Put the data lines starting at the line that contains "ie-window: e http://69.51.24.27/" and ending at the line that contains "status-separator [697,535,698,553]" into a JSON list of strings, one string per line, with blank lines left out.
# START OF RECORDS SHOWN
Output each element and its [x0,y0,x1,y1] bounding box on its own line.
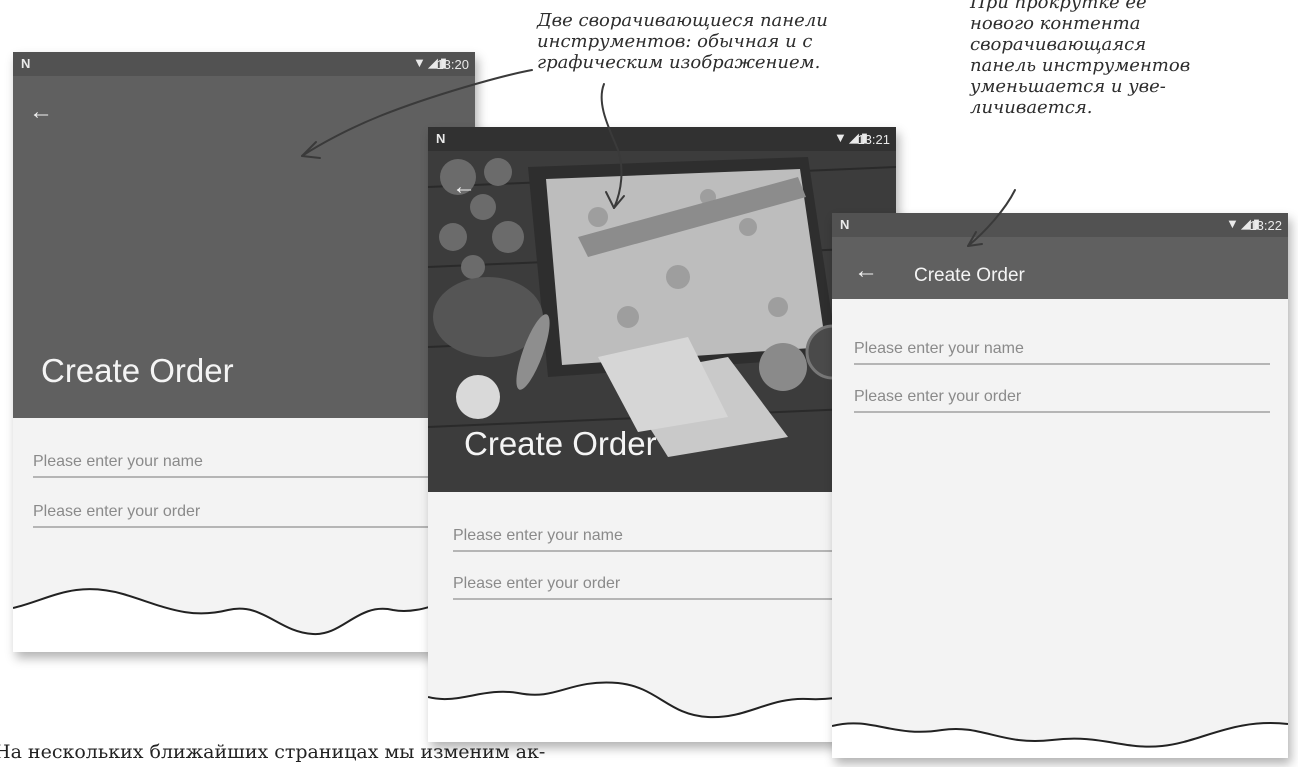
back-arrow-icon[interactable]: ← [854,259,878,283]
toolbar-title: Create Order [41,352,234,389]
status-bar: N ▼◢▮ 13:20 [13,52,475,76]
status-time: 13:21 [857,132,890,147]
order-input[interactable]: Please enter your order [33,498,463,528]
status-bar: N ▼◢▮ 13:21 [428,127,896,151]
torn-edge [832,722,1288,758]
name-input[interactable]: Please enter your name [33,448,463,478]
phone-screen-3: N ▼◢▮ 13:22 ← Create Order Please enter … [832,213,1288,758]
back-arrow-icon[interactable]: ← [29,100,53,124]
annotation-scroll-behavior: При прокрутке ее нового контента сворачи… [970,0,1191,118]
notification-icon: N [840,217,850,232]
order-input[interactable]: Please enter your order [854,383,1270,413]
status-time: 13:20 [436,57,469,72]
status-time: 13:22 [1249,218,1282,233]
collapsing-toolbar-expanded: N ▼◢▮ 13:20 ← Create Order [13,52,475,418]
name-input[interactable]: Please enter your name [453,522,893,552]
footer-text: На нескольких ближайших страницах мы изм… [0,741,546,763]
notification-icon: N [436,131,446,146]
annotation-two-toolbars: Две сворачивающиеся панели инструментов:… [537,10,828,73]
phone-screen-2: N ▼◢▮ 13:21 ← Create Order Please enter … [428,127,896,742]
toolbar-title: Create Order [914,265,1025,286]
phone-screen-1: N ▼◢▮ 13:20 ← Create Order Please enter … [13,52,475,652]
back-arrow-icon[interactable]: ← [452,175,476,199]
toolbar-title: Create Order [464,425,657,462]
torn-edge [13,588,475,652]
name-input[interactable]: Please enter your name [854,335,1270,365]
collapsing-toolbar-with-image: N ▼◢▮ 13:21 ← Create Order [428,127,896,492]
collapsing-toolbar-collapsed: N ▼◢▮ 13:22 ← Create Order [832,213,1288,299]
notification-icon: N [21,56,31,71]
order-input[interactable]: Please enter your order [453,570,893,600]
torn-edge [428,681,896,742]
status-bar: N ▼◢▮ 13:22 [832,213,1288,237]
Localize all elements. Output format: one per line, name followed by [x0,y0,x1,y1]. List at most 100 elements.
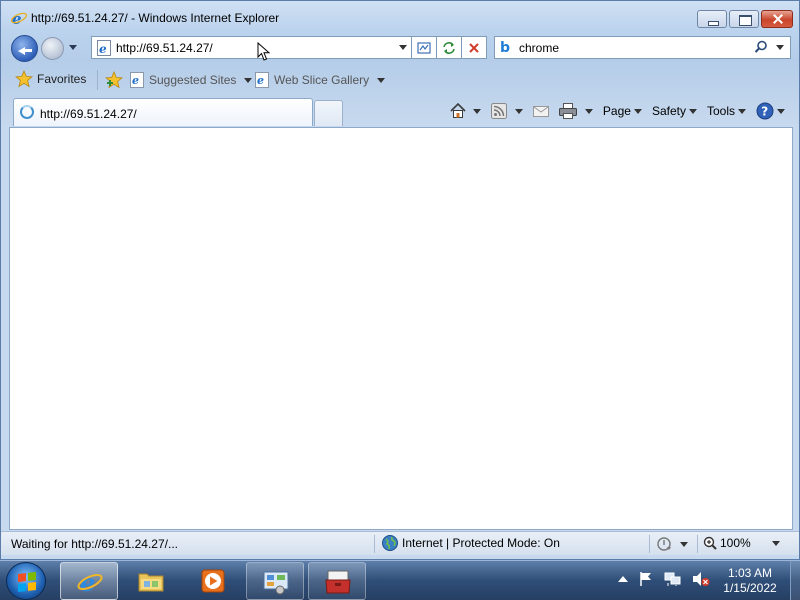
ie-window: e http://69.51.24.27/ - Windows Internet… [0,0,800,560]
maximize-button[interactable] [729,10,759,28]
favorites-label: Favorites [37,72,87,86]
compatibility-view-button[interactable] [412,36,437,59]
web-slice-gallery-label: Web Slice Gallery [274,73,370,87]
navigation-bar: e http://69.51.24.27/ b chrome [9,34,793,62]
print-button[interactable] [558,103,593,119]
status-separator [697,535,698,553]
taskbar-windows-explorer[interactable] [122,562,180,600]
protected-mode-button[interactable] [657,536,688,552]
media-player-icon [201,569,225,593]
address-input[interactable]: http://69.51.24.27/ [116,41,213,55]
title-bar: e http://69.51.24.27/ - Windows Internet… [1,1,799,33]
zoom-level: 100% [720,536,751,550]
safety-menu-label: Safety [651,104,686,118]
feeds-dropdown-icon[interactable] [514,108,523,114]
security-zone-label: Internet | Protected Mode: On [402,536,560,550]
mail-icon [532,106,549,117]
suggested-sites-link[interactable]: e Suggested Sites [130,72,253,88]
suggested-sites-label: Suggested Sites [149,73,237,87]
show-desktop-button[interactable] [790,561,800,600]
volume-muted-icon[interactable] [692,571,710,587]
status-text: Waiting for http://69.51.24.27/... [11,537,178,551]
close-button[interactable] [761,10,793,28]
control-panel-icon [263,571,289,595]
feeds-button[interactable] [490,103,523,119]
stop-button[interactable] [462,36,487,59]
home-button[interactable] [449,102,481,120]
tools-menu[interactable]: Tools [707,104,746,118]
loading-icon [20,105,34,119]
search-box[interactable]: b chrome [494,36,791,59]
tools-menu-label: Tools [706,104,735,118]
status-separator [649,535,650,553]
svg-text:e: e [99,42,107,56]
refresh-icon [443,42,455,54]
show-hidden-icons-button[interactable] [618,576,628,582]
favorites-star-icon [15,70,33,88]
compatibility-icon [417,42,431,54]
svg-text:e: e [257,74,264,87]
web-slice-gallery-icon: e [255,72,269,88]
search-options-dropdown-icon[interactable] [776,45,784,50]
taskbar: e 1:03 AM 1/15/2022 [0,560,800,600]
taskbar-media-player[interactable] [184,562,242,600]
clock-time: 1:03 AM [727,566,773,580]
bing-icon: b [500,40,511,56]
address-bar[interactable]: e http://69.51.24.27/ [91,36,412,59]
windows-logo-icon [18,572,36,592]
safety-menu[interactable]: Safety [652,104,697,118]
refresh-button[interactable] [437,36,462,59]
start-button[interactable] [6,562,46,600]
tab-row: http://69.51.24.27/ Page Safety Tools ? [1,95,799,126]
page-menu-label: Page [602,104,631,118]
window-title: http://69.51.24.27/ - Windows Internet E… [31,11,280,25]
web-slice-gallery-link[interactable]: e Web Slice Gallery [255,72,386,88]
action-center-flag-icon[interactable] [638,571,654,587]
favorites-button[interactable]: Favorites [15,70,86,88]
page-menu[interactable]: Page [603,104,642,118]
print-dropdown-icon[interactable] [584,108,593,114]
clock-date: 1/15/2022 [723,581,777,595]
taskbar-control-panel[interactable] [246,562,304,600]
status-bar: Waiting for http://69.51.24.27/... Inter… [1,531,799,555]
minimize-button[interactable] [697,10,727,28]
taskbar-internet-explorer[interactable]: e [60,562,118,600]
tab-active[interactable]: http://69.51.24.27/ [13,98,313,126]
clock[interactable]: 1:03 AM 1/15/2022 [712,566,788,596]
zoom-control[interactable]: 100% [703,536,780,550]
address-dropdown-icon[interactable] [399,45,407,50]
suggested-sites-dropdown-icon [244,77,253,83]
help-dropdown-icon [777,108,785,114]
window-controls [695,10,793,28]
help-button[interactable]: ? [756,102,785,120]
home-dropdown-icon[interactable] [472,108,481,114]
forward-button[interactable] [41,37,64,60]
page-content-area[interactable] [9,127,793,530]
svg-text:?: ? [761,105,768,119]
home-icon [450,102,466,118]
zoom-dropdown-icon [771,540,780,546]
add-to-favorites-bar-button[interactable] [104,70,124,92]
search-icon[interactable] [754,40,768,54]
recent-pages-dropdown-icon[interactable] [69,45,77,50]
command-bar: Page Safety Tools ? [439,101,785,121]
favorites-separator [97,70,98,90]
add-favorite-icon [104,70,124,89]
network-icon[interactable] [664,571,682,587]
folder-icon [138,573,164,592]
back-button[interactable] [11,35,38,62]
ie-logo-icon: e [11,10,27,26]
printer-icon [558,103,577,119]
rss-feed-icon [490,103,507,119]
new-tab-button[interactable] [314,100,343,126]
search-input[interactable]: chrome [519,41,559,55]
taskbar-toolbox-app[interactable] [308,562,366,600]
zoom-icon [703,536,717,550]
stop-icon [469,43,479,53]
web-slice-gallery-dropdown-icon [377,77,386,83]
page-menu-dropdown-icon [633,108,642,114]
security-zone[interactable]: Internet | Protected Mode: On [382,535,560,551]
read-mail-button[interactable] [532,104,549,118]
privacy-shield-icon [657,537,671,551]
internet-globe-icon [382,535,398,551]
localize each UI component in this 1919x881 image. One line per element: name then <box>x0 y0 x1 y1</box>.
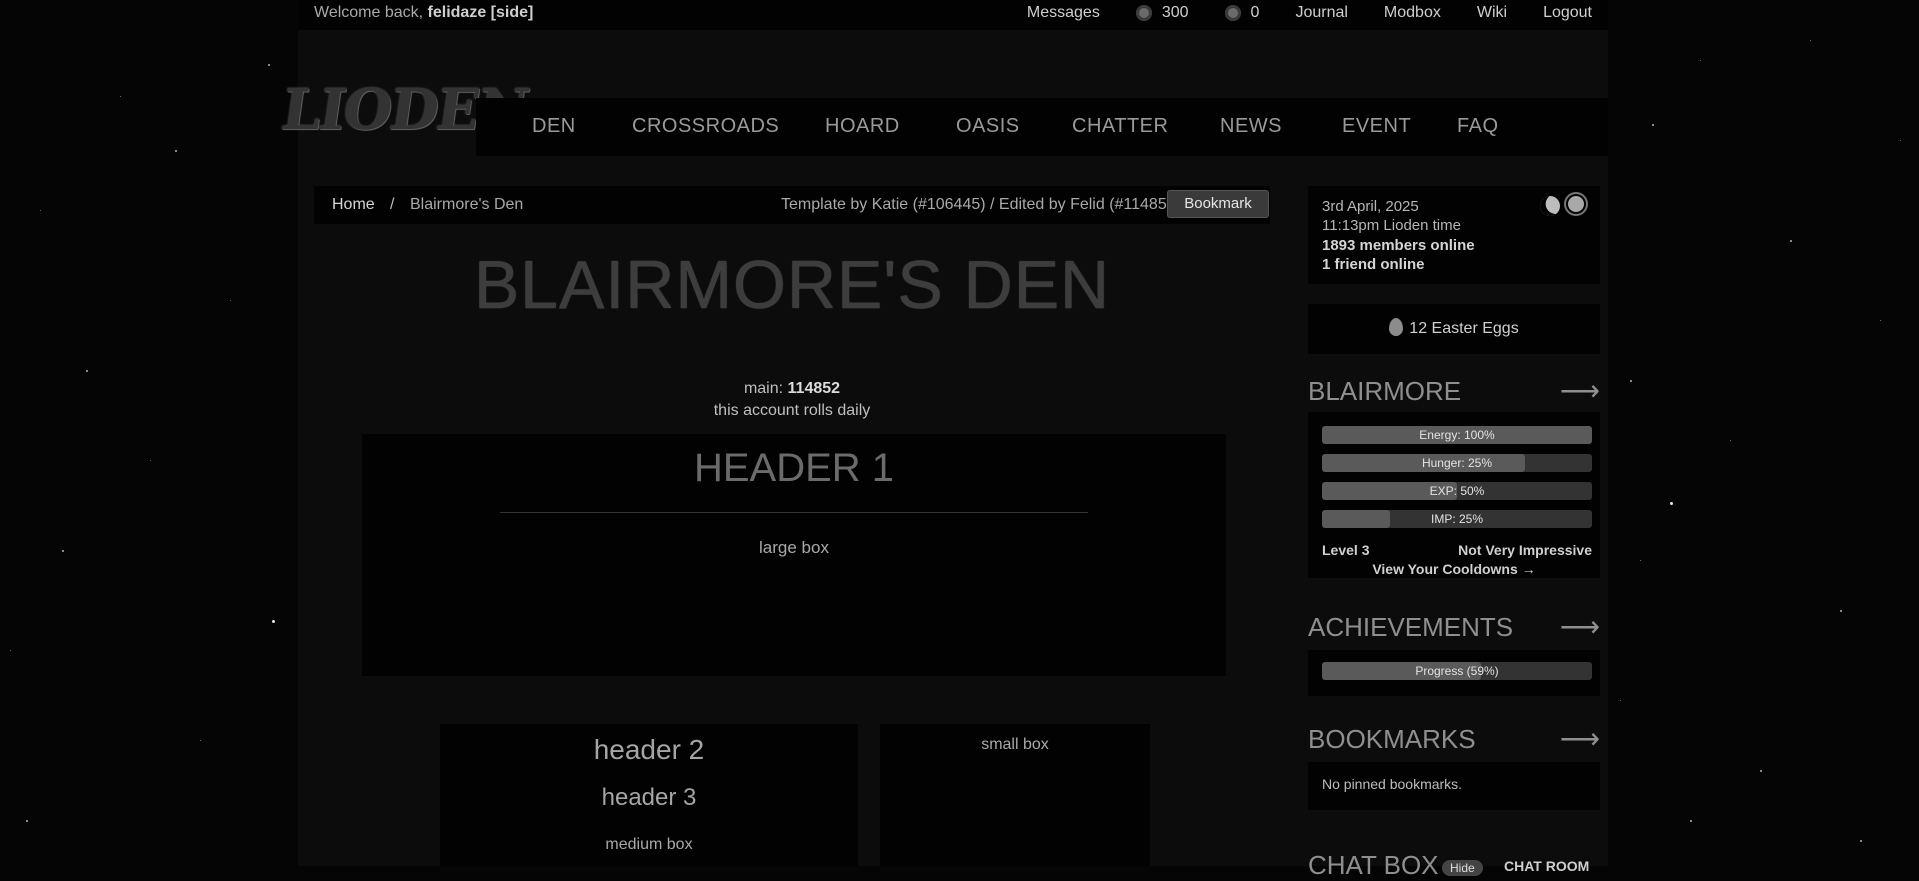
# END OF RECORDS SHOWN
RESULT OF THIS TASK:
[
  "ie-window: e http://69.51.24.27/ - Windows Internet… [0,0,800,560]",
  "maximize-button[interactable] [729,10,759,28]",
  "favorites-label: Favorites [37,72,87,86]",
  "compatibility-view-button[interactable] [412,36,437,59]",
  "web-slice-gallery-label: Web Slice Gallery [274,73,370,87]",
  "navigation-bar: e http://69.51.24.27/ b chrome [9,34,793,62]",
  "print-button[interactable] [558,103,593,119]",
  "status-separator [697,535,698,553]"
]